EXERCISE PROMPT. Exact repetition is required: output every record in full.

EXTRACTED ENTRIES.
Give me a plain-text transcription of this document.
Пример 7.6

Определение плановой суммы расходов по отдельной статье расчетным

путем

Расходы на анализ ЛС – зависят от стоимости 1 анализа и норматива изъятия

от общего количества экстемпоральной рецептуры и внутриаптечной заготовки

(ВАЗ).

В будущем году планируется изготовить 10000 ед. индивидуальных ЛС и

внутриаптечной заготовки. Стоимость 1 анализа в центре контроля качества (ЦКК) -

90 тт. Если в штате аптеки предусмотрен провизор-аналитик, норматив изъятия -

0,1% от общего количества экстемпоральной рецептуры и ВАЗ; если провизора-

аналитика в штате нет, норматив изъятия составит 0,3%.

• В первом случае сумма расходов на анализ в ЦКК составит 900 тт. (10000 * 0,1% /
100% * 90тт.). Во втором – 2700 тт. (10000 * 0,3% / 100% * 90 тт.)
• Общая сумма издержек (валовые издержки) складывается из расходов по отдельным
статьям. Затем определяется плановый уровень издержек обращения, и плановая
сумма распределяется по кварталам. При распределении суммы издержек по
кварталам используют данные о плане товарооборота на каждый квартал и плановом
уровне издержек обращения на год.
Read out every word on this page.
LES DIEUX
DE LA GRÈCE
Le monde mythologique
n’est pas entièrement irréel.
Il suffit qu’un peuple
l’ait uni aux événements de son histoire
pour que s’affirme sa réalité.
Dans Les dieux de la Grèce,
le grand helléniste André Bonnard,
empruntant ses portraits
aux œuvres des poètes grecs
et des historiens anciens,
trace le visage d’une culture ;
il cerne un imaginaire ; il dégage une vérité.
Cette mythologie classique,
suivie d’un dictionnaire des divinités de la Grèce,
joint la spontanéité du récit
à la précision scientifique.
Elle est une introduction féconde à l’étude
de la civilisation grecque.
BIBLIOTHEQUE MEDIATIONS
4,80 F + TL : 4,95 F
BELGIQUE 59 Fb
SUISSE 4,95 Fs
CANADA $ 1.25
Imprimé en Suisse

OUTPUT OF THE EXERCISE.
Give me a plain-text transcription of this document.
Пример 7.6

Определение плановой суммы расходов по отдельной статье расчетным

путем

Расходы на анализ ЛС – зависят от стоимости 1 анализа и норматива изъятия

от общего количества экстемпоральной рецептуры и внутриаптечной заготовки

(ВАЗ).

В будущем году планируется изготовить 10000 ед. индивидуальных ЛС и

внутриаптечной заготовки. Стоимость 1 анализа в центре контроля качества (ЦКК) -

90 тт. Если в штате аптеки предусмотрен провизор-аналитик, норматив изъятия -

0,1% от общего количества экстемпоральной рецептуры и ВАЗ; если провизора-

аналитика в штате нет, норматив изъятия составит 0,3%.

• В первом случае сумма расходов на анализ в ЦКК составит 900 тт. (10000 * 0,1% /
100% * 90тт.). Во втором – 2700 тт. (10000 * 0,3% / 100% * 90 тт.)
• Общая сумма издержек (валовые издержки) складывается из расходов по отдельным
статьям. Затем определяется плановый уровень издержек обращения, и плановая
сумма распределяется по кварталам. При распределении суммы издержек по
кварталам используют данные о плане товарооборота на каждый квартал и плановом
уровне издержек обращения на год.
Read out every word on this page.
LES DIEUX
DE LA GRÈCE
Le monde mythologique
n’est pas entièrement irréel.
Il suffit qu’un peuple
l’ait uni aux événements de son histoire
pour que s’affirme sa réalité.
Dans Les dieux de la Grèce,
le grand helléniste André Bonnard,
empruntant ses portraits
aux œuvres des poètes grecs
et des historiens anciens,
trace le visage d’une culture ;
il cerne un imaginaire ; il dégage une vérité.
Cette mythologie classique,
suivie d’un dictionnaire des divinités de la Grèce,
joint la spontanéité du récit
à la précision scientifique.
Elle est une introduction féconde à l’étude
de la civilisation grecque.
BIBLIOTHEQUE MEDIATIONS
4,80 F + TL : 4,95 F
BELGIQUE 59 Fb
SUISSE 4,95 Fs
CANADA $ 1.25
Imprimé en Suisse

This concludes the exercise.